- _Direction_:
Return all entries word for word, but drop any images.

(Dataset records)

------------------------------------------------------------------------

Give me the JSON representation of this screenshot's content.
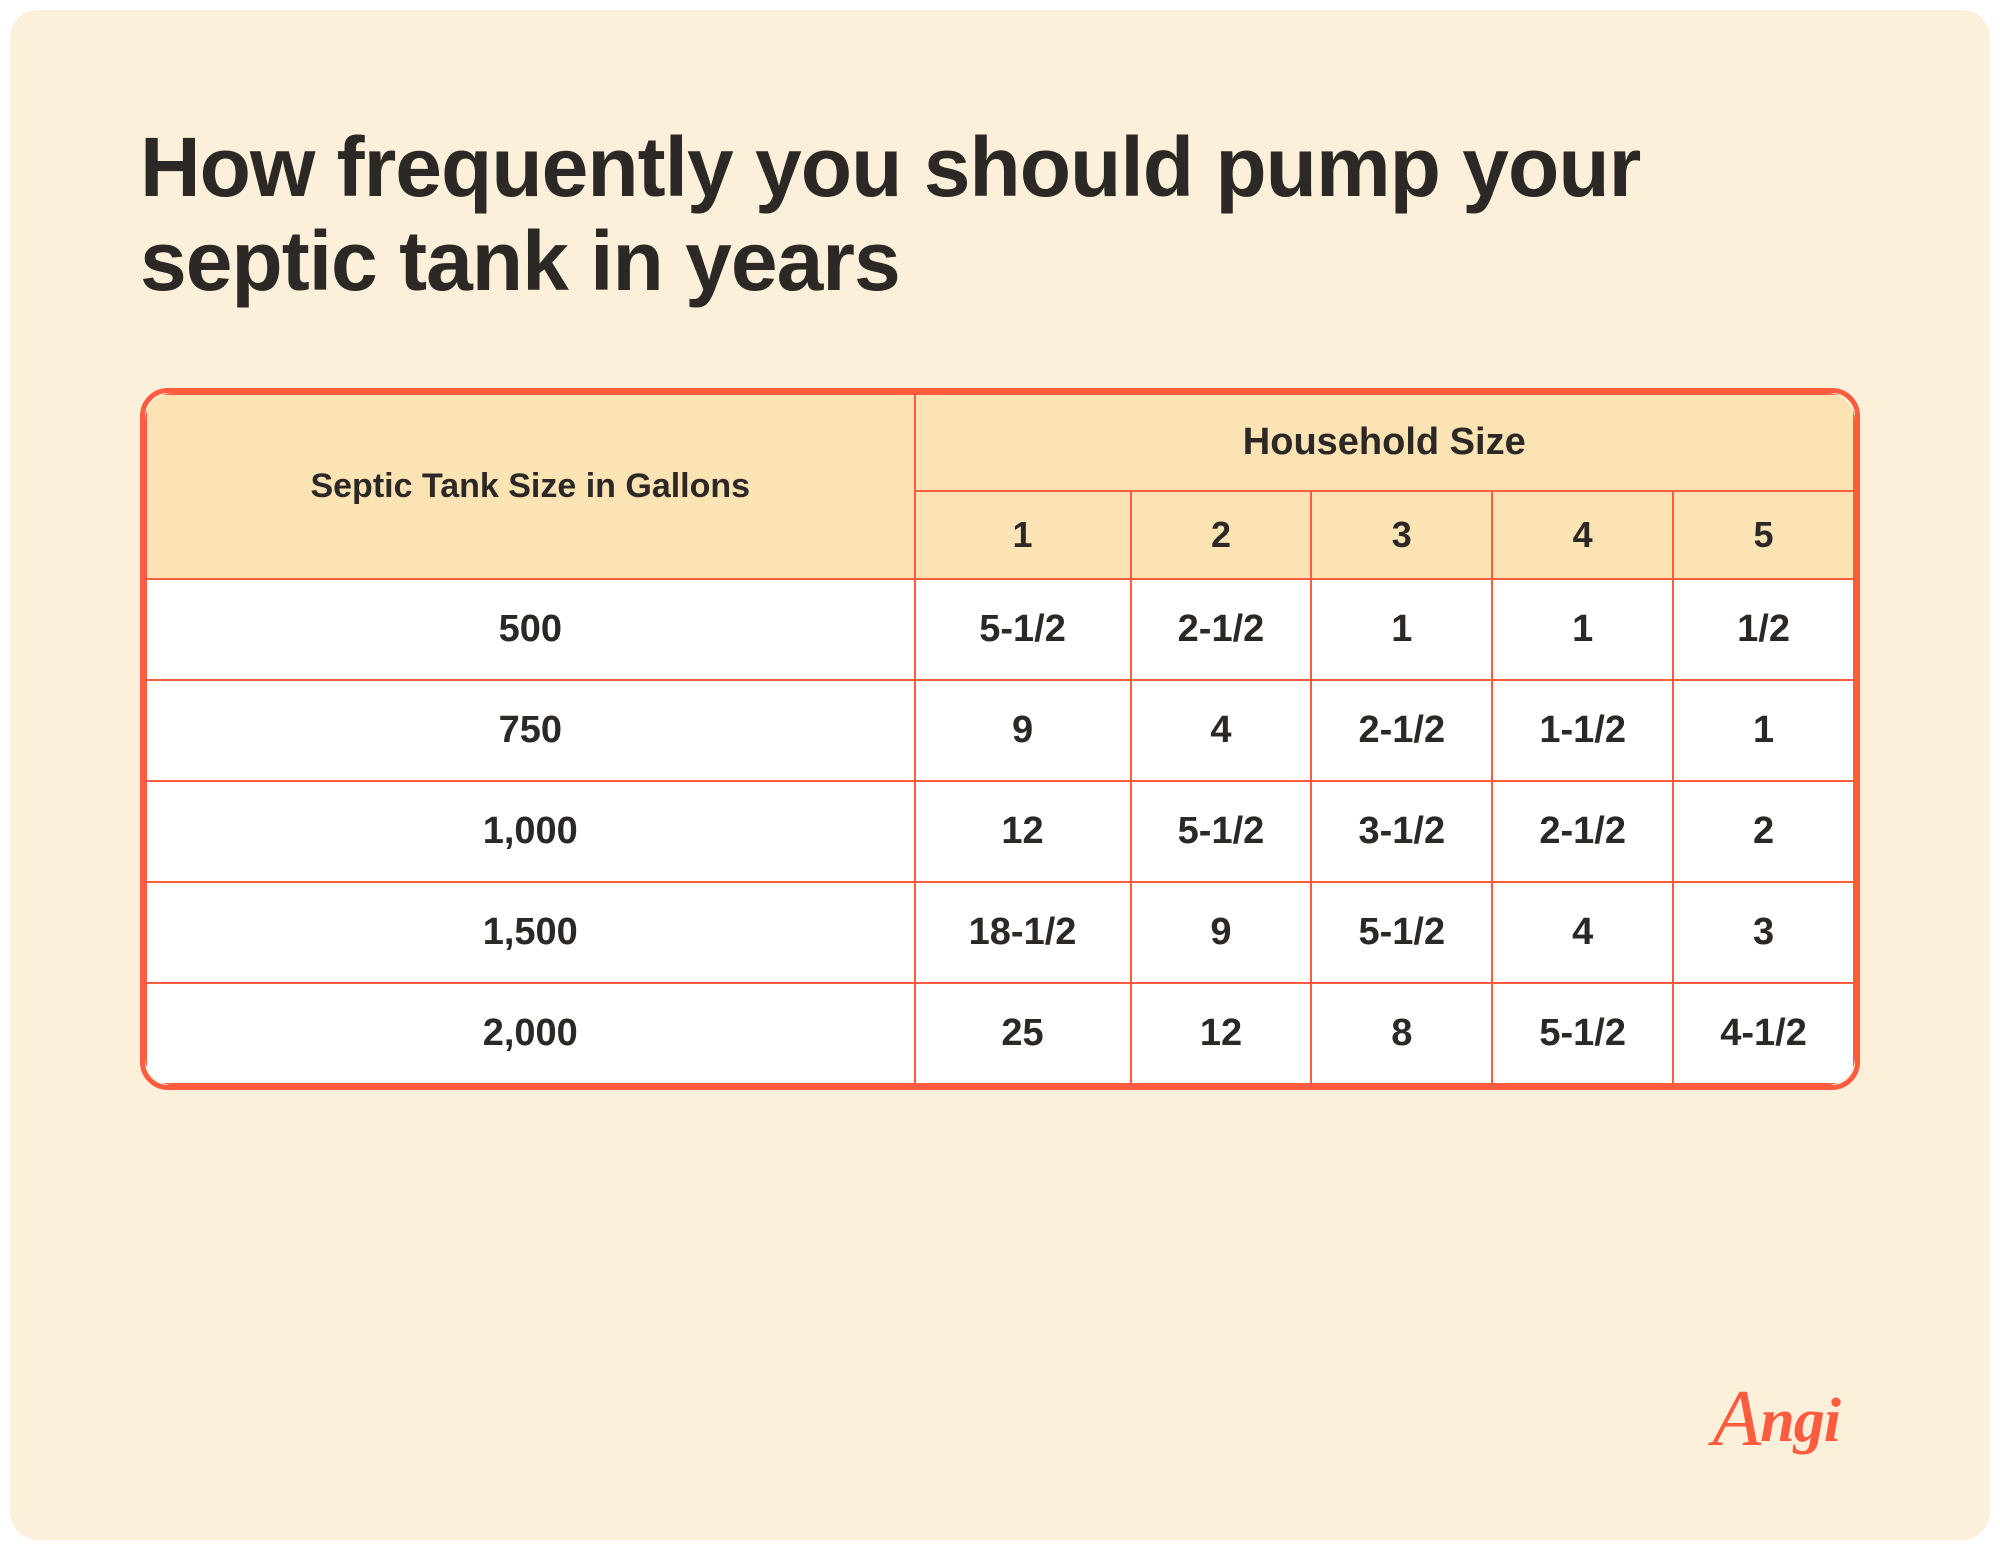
{
  "colors": {
    "card_bg": "#fcf0db",
    "header_bg": "#fce3b4",
    "cell_bg": "#ffffff",
    "border": "#ff5b3f",
    "title": "#2b2825",
    "logo": "#ff5b3f"
  },
  "title": "How frequently you should pump your septic tank in years",
  "table": {
    "row_header_label": "Septic Tank Size in Gallons",
    "col_header_label": "Household Size",
    "columns": [
      "1",
      "2",
      "3",
      "4",
      "5"
    ],
    "rows": [
      {
        "size": "500",
        "values": [
          "5-1/2",
          "2-1/2",
          "1",
          "1",
          "1/2"
        ]
      },
      {
        "size": "750",
        "values": [
          "9",
          "4",
          "2-1/2",
          "1-1/2",
          "1"
        ]
      },
      {
        "size": "1,000",
        "values": [
          "12",
          "5-1/2",
          "3-1/2",
          "2-1/2",
          "2"
        ]
      },
      {
        "size": "1,500",
        "values": [
          "18-1/2",
          "9",
          "5-1/2",
          "4",
          "3"
        ]
      },
      {
        "size": "2,000",
        "values": [
          "25",
          "12",
          "8",
          "5-1/2",
          "4-1/2"
        ]
      }
    ]
  },
  "logo": {
    "text": "Angi"
  }
}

------------------------------------------------------------------------

- _Response to this exercise_:
Give me the JSON representation of this screenshot's content.
{
  "colors": {
    "card_bg": "#fcf0db",
    "header_bg": "#fce3b4",
    "cell_bg": "#ffffff",
    "border": "#ff5b3f",
    "title": "#2b2825",
    "logo": "#ff5b3f"
  },
  "title": "How frequently you should pump your septic tank in years",
  "table": {
    "row_header_label": "Septic Tank Size in Gallons",
    "col_header_label": "Household Size",
    "columns": [
      "1",
      "2",
      "3",
      "4",
      "5"
    ],
    "rows": [
      {
        "size": "500",
        "values": [
          "5-1/2",
          "2-1/2",
          "1",
          "1",
          "1/2"
        ]
      },
      {
        "size": "750",
        "values": [
          "9",
          "4",
          "2-1/2",
          "1-1/2",
          "1"
        ]
      },
      {
        "size": "1,000",
        "values": [
          "12",
          "5-1/2",
          "3-1/2",
          "2-1/2",
          "2"
        ]
      },
      {
        "size": "1,500",
        "values": [
          "18-1/2",
          "9",
          "5-1/2",
          "4",
          "3"
        ]
      },
      {
        "size": "2,000",
        "values": [
          "25",
          "12",
          "8",
          "5-1/2",
          "4-1/2"
        ]
      }
    ]
  },
  "logo": {
    "text": "Angi"
  }
}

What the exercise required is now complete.